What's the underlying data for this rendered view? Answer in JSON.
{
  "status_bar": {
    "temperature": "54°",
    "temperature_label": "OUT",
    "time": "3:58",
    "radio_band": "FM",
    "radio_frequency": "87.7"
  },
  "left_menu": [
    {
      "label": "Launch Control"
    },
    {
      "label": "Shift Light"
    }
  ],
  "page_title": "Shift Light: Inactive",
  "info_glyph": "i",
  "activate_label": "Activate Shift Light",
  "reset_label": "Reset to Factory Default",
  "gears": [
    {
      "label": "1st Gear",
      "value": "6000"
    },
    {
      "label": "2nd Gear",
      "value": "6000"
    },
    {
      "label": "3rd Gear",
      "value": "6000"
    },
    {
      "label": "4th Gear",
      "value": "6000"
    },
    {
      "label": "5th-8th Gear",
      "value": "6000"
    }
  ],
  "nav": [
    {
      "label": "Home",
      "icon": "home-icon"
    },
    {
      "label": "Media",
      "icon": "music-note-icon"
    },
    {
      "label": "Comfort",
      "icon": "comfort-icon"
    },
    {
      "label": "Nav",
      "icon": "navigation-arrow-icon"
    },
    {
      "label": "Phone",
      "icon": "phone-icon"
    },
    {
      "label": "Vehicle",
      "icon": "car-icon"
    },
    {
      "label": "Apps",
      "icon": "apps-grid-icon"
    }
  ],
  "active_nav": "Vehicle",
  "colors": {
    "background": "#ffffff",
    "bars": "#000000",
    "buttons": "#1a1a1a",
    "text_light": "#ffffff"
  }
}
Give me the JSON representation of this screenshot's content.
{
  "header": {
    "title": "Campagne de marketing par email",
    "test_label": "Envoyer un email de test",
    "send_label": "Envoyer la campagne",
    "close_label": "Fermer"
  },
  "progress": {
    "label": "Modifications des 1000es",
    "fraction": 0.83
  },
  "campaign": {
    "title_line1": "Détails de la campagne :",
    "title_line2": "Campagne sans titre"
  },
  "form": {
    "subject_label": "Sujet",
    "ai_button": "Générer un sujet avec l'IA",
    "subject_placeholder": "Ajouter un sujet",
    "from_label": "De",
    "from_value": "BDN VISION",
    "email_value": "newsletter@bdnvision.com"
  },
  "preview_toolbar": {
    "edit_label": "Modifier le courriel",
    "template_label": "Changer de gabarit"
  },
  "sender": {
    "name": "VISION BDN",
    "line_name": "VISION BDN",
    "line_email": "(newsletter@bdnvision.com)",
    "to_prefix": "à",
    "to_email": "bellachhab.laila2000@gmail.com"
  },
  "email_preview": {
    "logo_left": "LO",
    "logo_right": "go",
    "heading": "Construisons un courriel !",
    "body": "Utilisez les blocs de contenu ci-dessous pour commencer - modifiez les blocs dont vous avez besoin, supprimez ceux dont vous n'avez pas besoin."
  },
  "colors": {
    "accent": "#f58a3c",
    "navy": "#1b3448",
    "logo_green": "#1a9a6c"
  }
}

──────

EXERCISE PROMPT. In the entries above, find the line containing "Give me the". Set down that line and every line after it through the last one, exactly and alone.

OUTPUT BELOW.
Give me the JSON representation of this screenshot's content.
{
  "header": {
    "title": "Campagne de marketing par email",
    "test_label": "Envoyer un email de test",
    "send_label": "Envoyer la campagne",
    "close_label": "Fermer"
  },
  "progress": {
    "label": "Modifications des 1000es",
    "fraction": 0.83
  },
  "campaign": {
    "title_line1": "Détails de la campagne :",
    "title_line2": "Campagne sans titre"
  },
  "form": {
    "subject_label": "Sujet",
    "ai_button": "Générer un sujet avec l'IA",
    "subject_placeholder": "Ajouter un sujet",
    "from_label": "De",
    "from_value": "BDN VISION",
    "email_value": "newsletter@bdnvision.com"
  },
  "preview_toolbar": {
    "edit_label": "Modifier le courriel",
    "template_label": "Changer de gabarit"
  },
  "sender": {
    "name": "VISION BDN",
    "line_name": "VISION BDN",
    "line_email": "(newsletter@bdnvision.com)",
    "to_prefix": "à",
    "to_email": "bellachhab.laila2000@gmail.com"
  },
  "email_preview": {
    "logo_left": "LO",
    "logo_right": "go",
    "heading": "Construisons un courriel !",
    "body": "Utilisez les blocs de contenu ci-dessous pour commencer - modifiez les blocs dont vous avez besoin, supprimez ceux dont vous n'avez pas besoin."
  },
  "colors": {
    "accent": "#f58a3c",
    "navy": "#1b3448",
    "logo_green": "#1a9a6c"
  }
}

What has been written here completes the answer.